_Exercise goal:_ Copy all the entries below exactly, but not the pictures.

Figure record listings
= = = = = = =

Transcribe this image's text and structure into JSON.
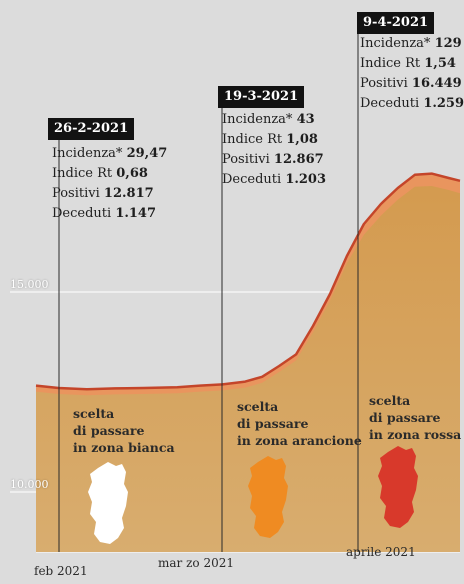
{
  "chart_data": {
    "type": "area",
    "title": "",
    "xlabel": "",
    "ylabel": "",
    "x_ticks": [
      "feb 2021",
      "mar zo 2021",
      "aprile 2021"
    ],
    "y_ticks": [
      "15.000",
      "10.000"
    ],
    "series": [
      {
        "x": [
          "2021-02-01",
          "2021-02-05",
          "2021-02-10",
          "2021-02-15",
          "2021-02-20",
          "2021-02-26",
          "2021-03-02",
          "2021-03-06",
          "2021-03-10",
          "2021-03-13",
          "2021-03-16",
          "2021-03-19",
          "2021-03-22",
          "2021-03-25",
          "2021-03-28",
          "2021-03-31",
          "2021-04-03",
          "2021-04-06",
          "2021-04-09",
          "2021-04-12",
          "2021-04-15",
          "2021-04-17"
        ],
        "values": [
          12660,
          12600,
          12570,
          12590,
          12600,
          12620,
          12660,
          12690,
          12760,
          12880,
          13150,
          13440,
          14150,
          14950,
          15900,
          16700,
          17200,
          17600,
          17930,
          17960,
          17850,
          17780
        ]
      }
    ],
    "lower_band": {
      "values": [
        12510,
        12450,
        12420,
        12440,
        12450,
        12470,
        12510,
        12540,
        12610,
        12730,
        13000,
        13290,
        13990,
        14780,
        15720,
        16430,
        16910,
        17310,
        17630,
        17650,
        17550,
        17470
      ]
    },
    "annotations": [
      {
        "date": "26-2-2021",
        "rows": [
          {
            "label": "Incidenza*",
            "value": "29,47"
          },
          {
            "label": "Indice Rt",
            "value": "0,68"
          },
          {
            "label": "Positivi",
            "value": "12.817"
          },
          {
            "label": "Deceduti",
            "value": "1.147"
          }
        ]
      },
      {
        "date": "19-3-2021",
        "rows": [
          {
            "label": "Incidenza*",
            "value": "43"
          },
          {
            "label": "Indice Rt",
            "value": "1,08"
          },
          {
            "label": "Positivi",
            "value": "12.867"
          },
          {
            "label": "Deceduti",
            "value": "1.203"
          }
        ]
      },
      {
        "date": "9-4-2021",
        "rows": [
          {
            "label": "Incidenza*",
            "value": "129"
          },
          {
            "label": "Indice Rt",
            "value": "1,54"
          },
          {
            "label": "Positivi",
            "value": "16.449"
          },
          {
            "label": "Deceduti",
            "value": "1.259"
          }
        ]
      }
    ],
    "zones": [
      {
        "lines": [
          "scelta",
          "di passare",
          "in zona bianca"
        ],
        "color": "#ffffff"
      },
      {
        "lines": [
          "scelta",
          "di passare",
          "in zona arancione"
        ],
        "color": "#ef8b22"
      },
      {
        "lines": [
          "scelta",
          "di passare",
          "in zona rossa"
        ],
        "color": "#d8392b"
      }
    ],
    "colors": {
      "background": "#dcdcdc",
      "area": "#d9a65e",
      "line": "#c4452a",
      "band": "#e9955e"
    },
    "grid": false
  }
}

= = = = = = =

_The completed task:_
Transcribe this image's text and structure into JSON.
{
  "chart_data": {
    "type": "area",
    "title": "",
    "xlabel": "",
    "ylabel": "",
    "x_ticks": [
      "feb 2021",
      "mar zo 2021",
      "aprile 2021"
    ],
    "y_ticks": [
      "15.000",
      "10.000"
    ],
    "series": [
      {
        "x": [
          "2021-02-01",
          "2021-02-05",
          "2021-02-10",
          "2021-02-15",
          "2021-02-20",
          "2021-02-26",
          "2021-03-02",
          "2021-03-06",
          "2021-03-10",
          "2021-03-13",
          "2021-03-16",
          "2021-03-19",
          "2021-03-22",
          "2021-03-25",
          "2021-03-28",
          "2021-03-31",
          "2021-04-03",
          "2021-04-06",
          "2021-04-09",
          "2021-04-12",
          "2021-04-15",
          "2021-04-17"
        ],
        "values": [
          12660,
          12600,
          12570,
          12590,
          12600,
          12620,
          12660,
          12690,
          12760,
          12880,
          13150,
          13440,
          14150,
          14950,
          15900,
          16700,
          17200,
          17600,
          17930,
          17960,
          17850,
          17780
        ]
      }
    ],
    "lower_band": {
      "values": [
        12510,
        12450,
        12420,
        12440,
        12450,
        12470,
        12510,
        12540,
        12610,
        12730,
        13000,
        13290,
        13990,
        14780,
        15720,
        16430,
        16910,
        17310,
        17630,
        17650,
        17550,
        17470
      ]
    },
    "annotations": [
      {
        "date": "26-2-2021",
        "rows": [
          {
            "label": "Incidenza*",
            "value": "29,47"
          },
          {
            "label": "Indice Rt",
            "value": "0,68"
          },
          {
            "label": "Positivi",
            "value": "12.817"
          },
          {
            "label": "Deceduti",
            "value": "1.147"
          }
        ]
      },
      {
        "date": "19-3-2021",
        "rows": [
          {
            "label": "Incidenza*",
            "value": "43"
          },
          {
            "label": "Indice Rt",
            "value": "1,08"
          },
          {
            "label": "Positivi",
            "value": "12.867"
          },
          {
            "label": "Deceduti",
            "value": "1.203"
          }
        ]
      },
      {
        "date": "9-4-2021",
        "rows": [
          {
            "label": "Incidenza*",
            "value": "129"
          },
          {
            "label": "Indice Rt",
            "value": "1,54"
          },
          {
            "label": "Positivi",
            "value": "16.449"
          },
          {
            "label": "Deceduti",
            "value": "1.259"
          }
        ]
      }
    ],
    "zones": [
      {
        "lines": [
          "scelta",
          "di passare",
          "in zona bianca"
        ],
        "color": "#ffffff"
      },
      {
        "lines": [
          "scelta",
          "di passare",
          "in zona arancione"
        ],
        "color": "#ef8b22"
      },
      {
        "lines": [
          "scelta",
          "di passare",
          "in zona rossa"
        ],
        "color": "#d8392b"
      }
    ],
    "colors": {
      "background": "#dcdcdc",
      "area": "#d9a65e",
      "line": "#c4452a",
      "band": "#e9955e"
    },
    "grid": false
  }
}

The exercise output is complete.